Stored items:
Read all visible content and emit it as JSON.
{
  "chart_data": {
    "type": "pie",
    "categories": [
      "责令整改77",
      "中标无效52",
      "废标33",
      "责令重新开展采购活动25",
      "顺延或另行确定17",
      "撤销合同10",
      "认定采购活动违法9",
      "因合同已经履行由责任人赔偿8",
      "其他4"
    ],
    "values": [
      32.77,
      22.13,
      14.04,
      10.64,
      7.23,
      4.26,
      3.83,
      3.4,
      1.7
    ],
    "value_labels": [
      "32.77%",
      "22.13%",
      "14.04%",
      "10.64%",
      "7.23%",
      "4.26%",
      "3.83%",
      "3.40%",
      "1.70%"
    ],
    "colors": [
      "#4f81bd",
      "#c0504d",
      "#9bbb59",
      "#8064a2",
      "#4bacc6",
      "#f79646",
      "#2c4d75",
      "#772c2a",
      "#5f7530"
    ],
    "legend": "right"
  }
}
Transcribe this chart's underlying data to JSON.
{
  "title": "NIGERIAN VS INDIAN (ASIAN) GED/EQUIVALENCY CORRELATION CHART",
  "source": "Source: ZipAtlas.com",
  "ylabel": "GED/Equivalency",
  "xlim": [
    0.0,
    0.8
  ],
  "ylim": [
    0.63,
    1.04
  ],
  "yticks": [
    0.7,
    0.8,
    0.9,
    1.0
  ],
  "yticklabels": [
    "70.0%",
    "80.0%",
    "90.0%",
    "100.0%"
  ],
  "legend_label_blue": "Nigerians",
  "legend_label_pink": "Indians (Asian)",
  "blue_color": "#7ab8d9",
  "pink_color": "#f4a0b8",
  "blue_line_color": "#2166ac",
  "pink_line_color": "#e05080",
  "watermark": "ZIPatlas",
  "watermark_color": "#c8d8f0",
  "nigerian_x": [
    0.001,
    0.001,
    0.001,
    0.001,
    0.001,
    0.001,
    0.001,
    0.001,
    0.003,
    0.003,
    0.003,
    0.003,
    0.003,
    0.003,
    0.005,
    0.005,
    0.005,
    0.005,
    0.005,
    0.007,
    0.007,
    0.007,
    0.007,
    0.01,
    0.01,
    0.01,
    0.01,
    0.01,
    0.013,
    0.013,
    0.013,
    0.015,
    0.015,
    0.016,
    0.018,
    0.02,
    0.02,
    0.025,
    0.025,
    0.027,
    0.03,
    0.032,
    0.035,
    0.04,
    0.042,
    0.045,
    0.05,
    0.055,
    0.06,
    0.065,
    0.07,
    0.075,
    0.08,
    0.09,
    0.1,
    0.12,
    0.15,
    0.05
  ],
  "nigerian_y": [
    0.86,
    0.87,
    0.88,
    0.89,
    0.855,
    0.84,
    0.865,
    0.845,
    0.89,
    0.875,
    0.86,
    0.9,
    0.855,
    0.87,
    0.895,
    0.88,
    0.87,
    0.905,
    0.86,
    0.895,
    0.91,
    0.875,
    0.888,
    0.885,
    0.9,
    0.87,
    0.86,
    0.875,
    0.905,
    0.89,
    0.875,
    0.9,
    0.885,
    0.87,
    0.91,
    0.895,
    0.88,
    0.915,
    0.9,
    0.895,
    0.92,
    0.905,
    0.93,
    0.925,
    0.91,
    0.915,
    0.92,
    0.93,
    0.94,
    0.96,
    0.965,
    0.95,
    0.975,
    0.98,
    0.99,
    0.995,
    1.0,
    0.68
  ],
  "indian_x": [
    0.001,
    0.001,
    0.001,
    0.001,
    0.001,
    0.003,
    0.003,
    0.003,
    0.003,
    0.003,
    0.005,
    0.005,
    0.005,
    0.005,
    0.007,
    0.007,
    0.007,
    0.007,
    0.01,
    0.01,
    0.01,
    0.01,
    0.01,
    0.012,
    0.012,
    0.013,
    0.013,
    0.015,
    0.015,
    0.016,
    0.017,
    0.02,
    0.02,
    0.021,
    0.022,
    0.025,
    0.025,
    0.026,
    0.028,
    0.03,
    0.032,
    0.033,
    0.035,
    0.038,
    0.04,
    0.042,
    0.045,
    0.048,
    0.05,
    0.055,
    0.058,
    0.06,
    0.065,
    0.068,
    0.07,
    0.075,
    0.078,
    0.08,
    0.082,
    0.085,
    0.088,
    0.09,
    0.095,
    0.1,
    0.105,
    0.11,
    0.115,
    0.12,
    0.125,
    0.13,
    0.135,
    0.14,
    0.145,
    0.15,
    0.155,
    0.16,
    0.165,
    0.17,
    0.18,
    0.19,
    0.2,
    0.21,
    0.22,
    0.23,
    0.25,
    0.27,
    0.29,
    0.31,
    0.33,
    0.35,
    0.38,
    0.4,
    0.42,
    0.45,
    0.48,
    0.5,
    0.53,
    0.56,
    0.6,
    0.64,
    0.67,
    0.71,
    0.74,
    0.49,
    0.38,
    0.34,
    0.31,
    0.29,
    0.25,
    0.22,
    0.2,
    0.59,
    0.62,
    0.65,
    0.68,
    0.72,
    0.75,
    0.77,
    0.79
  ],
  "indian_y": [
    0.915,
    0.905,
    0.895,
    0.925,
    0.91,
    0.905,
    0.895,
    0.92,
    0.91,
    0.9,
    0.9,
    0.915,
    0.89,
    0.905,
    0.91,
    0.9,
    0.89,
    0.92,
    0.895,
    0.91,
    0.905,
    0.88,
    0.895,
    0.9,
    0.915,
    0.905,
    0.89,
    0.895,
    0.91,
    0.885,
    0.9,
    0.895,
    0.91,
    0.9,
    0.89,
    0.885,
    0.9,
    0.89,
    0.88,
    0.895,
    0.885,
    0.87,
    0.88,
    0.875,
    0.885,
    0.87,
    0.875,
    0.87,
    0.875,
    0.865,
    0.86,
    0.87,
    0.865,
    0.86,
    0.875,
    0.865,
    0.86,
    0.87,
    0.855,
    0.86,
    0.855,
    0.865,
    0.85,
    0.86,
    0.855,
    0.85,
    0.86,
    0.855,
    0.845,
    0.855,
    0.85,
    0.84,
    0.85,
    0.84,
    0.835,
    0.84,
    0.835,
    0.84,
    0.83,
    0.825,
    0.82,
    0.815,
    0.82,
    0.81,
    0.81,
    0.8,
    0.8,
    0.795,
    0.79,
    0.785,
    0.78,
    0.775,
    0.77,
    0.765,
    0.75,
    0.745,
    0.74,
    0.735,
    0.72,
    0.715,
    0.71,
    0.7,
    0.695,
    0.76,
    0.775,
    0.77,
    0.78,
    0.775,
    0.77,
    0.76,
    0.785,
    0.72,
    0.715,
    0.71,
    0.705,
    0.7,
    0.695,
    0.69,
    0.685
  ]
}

### Exercise details
Retype all of the data shown above, word for word.

### Reply
Read all visible content and emit it as JSON.
{
  "chart_data": {
    "type": "pie",
    "categories": [
      "责令整改77",
      "中标无效52",
      "废标33",
      "责令重新开展采购活动25",
      "顺延或另行确定17",
      "撤销合同10",
      "认定采购活动违法9",
      "因合同已经履行由责任人赔偿8",
      "其他4"
    ],
    "values": [
      32.77,
      22.13,
      14.04,
      10.64,
      7.23,
      4.26,
      3.83,
      3.4,
      1.7
    ],
    "value_labels": [
      "32.77%",
      "22.13%",
      "14.04%",
      "10.64%",
      "7.23%",
      "4.26%",
      "3.83%",
      "3.40%",
      "1.70%"
    ],
    "colors": [
      "#4f81bd",
      "#c0504d",
      "#9bbb59",
      "#8064a2",
      "#4bacc6",
      "#f79646",
      "#2c4d75",
      "#772c2a",
      "#5f7530"
    ],
    "legend": "right"
  }
}
Transcribe this chart's underlying data to JSON.
{
  "title": "NIGERIAN VS INDIAN (ASIAN) GED/EQUIVALENCY CORRELATION CHART",
  "source": "Source: ZipAtlas.com",
  "ylabel": "GED/Equivalency",
  "xlim": [
    0.0,
    0.8
  ],
  "ylim": [
    0.63,
    1.04
  ],
  "yticks": [
    0.7,
    0.8,
    0.9,
    1.0
  ],
  "yticklabels": [
    "70.0%",
    "80.0%",
    "90.0%",
    "100.0%"
  ],
  "legend_label_blue": "Nigerians",
  "legend_label_pink": "Indians (Asian)",
  "blue_color": "#7ab8d9",
  "pink_color": "#f4a0b8",
  "blue_line_color": "#2166ac",
  "pink_line_color": "#e05080",
  "watermark": "ZIPatlas",
  "watermark_color": "#c8d8f0",
  "nigerian_x": [
    0.001,
    0.001,
    0.001,
    0.001,
    0.001,
    0.001,
    0.001,
    0.001,
    0.003,
    0.003,
    0.003,
    0.003,
    0.003,
    0.003,
    0.005,
    0.005,
    0.005,
    0.005,
    0.005,
    0.007,
    0.007,
    0.007,
    0.007,
    0.01,
    0.01,
    0.01,
    0.01,
    0.01,
    0.013,
    0.013,
    0.013,
    0.015,
    0.015,
    0.016,
    0.018,
    0.02,
    0.02,
    0.025,
    0.025,
    0.027,
    0.03,
    0.032,
    0.035,
    0.04,
    0.042,
    0.045,
    0.05,
    0.055,
    0.06,
    0.065,
    0.07,
    0.075,
    0.08,
    0.09,
    0.1,
    0.12,
    0.15,
    0.05
  ],
  "nigerian_y": [
    0.86,
    0.87,
    0.88,
    0.89,
    0.855,
    0.84,
    0.865,
    0.845,
    0.89,
    0.875,
    0.86,
    0.9,
    0.855,
    0.87,
    0.895,
    0.88,
    0.87,
    0.905,
    0.86,
    0.895,
    0.91,
    0.875,
    0.888,
    0.885,
    0.9,
    0.87,
    0.86,
    0.875,
    0.905,
    0.89,
    0.875,
    0.9,
    0.885,
    0.87,
    0.91,
    0.895,
    0.88,
    0.915,
    0.9,
    0.895,
    0.92,
    0.905,
    0.93,
    0.925,
    0.91,
    0.915,
    0.92,
    0.93,
    0.94,
    0.96,
    0.965,
    0.95,
    0.975,
    0.98,
    0.99,
    0.995,
    1.0,
    0.68
  ],
  "indian_x": [
    0.001,
    0.001,
    0.001,
    0.001,
    0.001,
    0.003,
    0.003,
    0.003,
    0.003,
    0.003,
    0.005,
    0.005,
    0.005,
    0.005,
    0.007,
    0.007,
    0.007,
    0.007,
    0.01,
    0.01,
    0.01,
    0.01,
    0.01,
    0.012,
    0.012,
    0.013,
    0.013,
    0.015,
    0.015,
    0.016,
    0.017,
    0.02,
    0.02,
    0.021,
    0.022,
    0.025,
    0.025,
    0.026,
    0.028,
    0.03,
    0.032,
    0.033,
    0.035,
    0.038,
    0.04,
    0.042,
    0.045,
    0.048,
    0.05,
    0.055,
    0.058,
    0.06,
    0.065,
    0.068,
    0.07,
    0.075,
    0.078,
    0.08,
    0.082,
    0.085,
    0.088,
    0.09,
    0.095,
    0.1,
    0.105,
    0.11,
    0.115,
    0.12,
    0.125,
    0.13,
    0.135,
    0.14,
    0.145,
    0.15,
    0.155,
    0.16,
    0.165,
    0.17,
    0.18,
    0.19,
    0.2,
    0.21,
    0.22,
    0.23,
    0.25,
    0.27,
    0.29,
    0.31,
    0.33,
    0.35,
    0.38,
    0.4,
    0.42,
    0.45,
    0.48,
    0.5,
    0.53,
    0.56,
    0.6,
    0.64,
    0.67,
    0.71,
    0.74,
    0.49,
    0.38,
    0.34,
    0.31,
    0.29,
    0.25,
    0.22,
    0.2,
    0.59,
    0.62,
    0.65,
    0.68,
    0.72,
    0.75,
    0.77,
    0.79
  ],
  "indian_y": [
    0.915,
    0.905,
    0.895,
    0.925,
    0.91,
    0.905,
    0.895,
    0.92,
    0.91,
    0.9,
    0.9,
    0.915,
    0.89,
    0.905,
    0.91,
    0.9,
    0.89,
    0.92,
    0.895,
    0.91,
    0.905,
    0.88,
    0.895,
    0.9,
    0.915,
    0.905,
    0.89,
    0.895,
    0.91,
    0.885,
    0.9,
    0.895,
    0.91,
    0.9,
    0.89,
    0.885,
    0.9,
    0.89,
    0.88,
    0.895,
    0.885,
    0.87,
    0.88,
    0.875,
    0.885,
    0.87,
    0.875,
    0.87,
    0.875,
    0.865,
    0.86,
    0.87,
    0.865,
    0.86,
    0.875,
    0.865,
    0.86,
    0.87,
    0.855,
    0.86,
    0.855,
    0.865,
    0.85,
    0.86,
    0.855,
    0.85,
    0.86,
    0.855,
    0.845,
    0.855,
    0.85,
    0.84,
    0.85,
    0.84,
    0.835,
    0.84,
    0.835,
    0.84,
    0.83,
    0.825,
    0.82,
    0.815,
    0.82,
    0.81,
    0.81,
    0.8,
    0.8,
    0.795,
    0.79,
    0.785,
    0.78,
    0.775,
    0.77,
    0.765,
    0.75,
    0.745,
    0.74,
    0.735,
    0.72,
    0.715,
    0.71,
    0.7,
    0.695,
    0.76,
    0.775,
    0.77,
    0.78,
    0.775,
    0.77,
    0.76,
    0.785,
    0.72,
    0.715,
    0.71,
    0.705,
    0.7,
    0.695,
    0.69,
    0.685
  ]
}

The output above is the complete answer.